Give the number of lines that include the string "ناهار", nothing more.

(Dataset records)
---+---
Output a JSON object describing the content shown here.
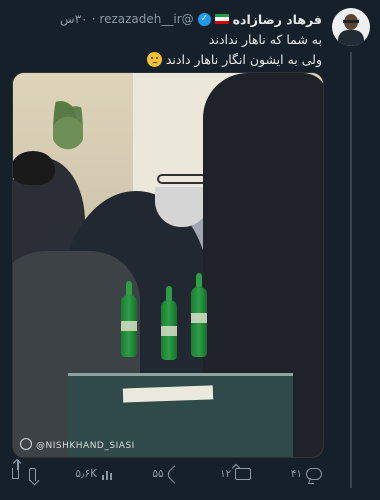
{
  "tweet": {
    "author_name": "فرهاد رضازاده",
    "handle": "@rezazadeh__ir",
    "time": "۳۰س",
    "line1": "به شما که ناهار ندادند",
    "line2": "ولی به ایشون انگار ناهار دادند",
    "emoji": "confused-face-emoji"
  },
  "photo": {
    "watermark": "@NISHKHAND_SIASI"
  },
  "actions": {
    "reply_count": "۴۱",
    "retweet_count": "۱۲",
    "like_count": "۵۵",
    "view_count": "۵٫۶K"
  },
  "colors": {
    "background": "#15202b",
    "text": "#e7e9ea",
    "muted": "#8b98a5",
    "verified": "#1d9bf0",
    "flag_green": "#239f40",
    "flag_white": "#ffffff",
    "flag_red": "#da0000"
  }
}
---+---
◆ Correct result:
2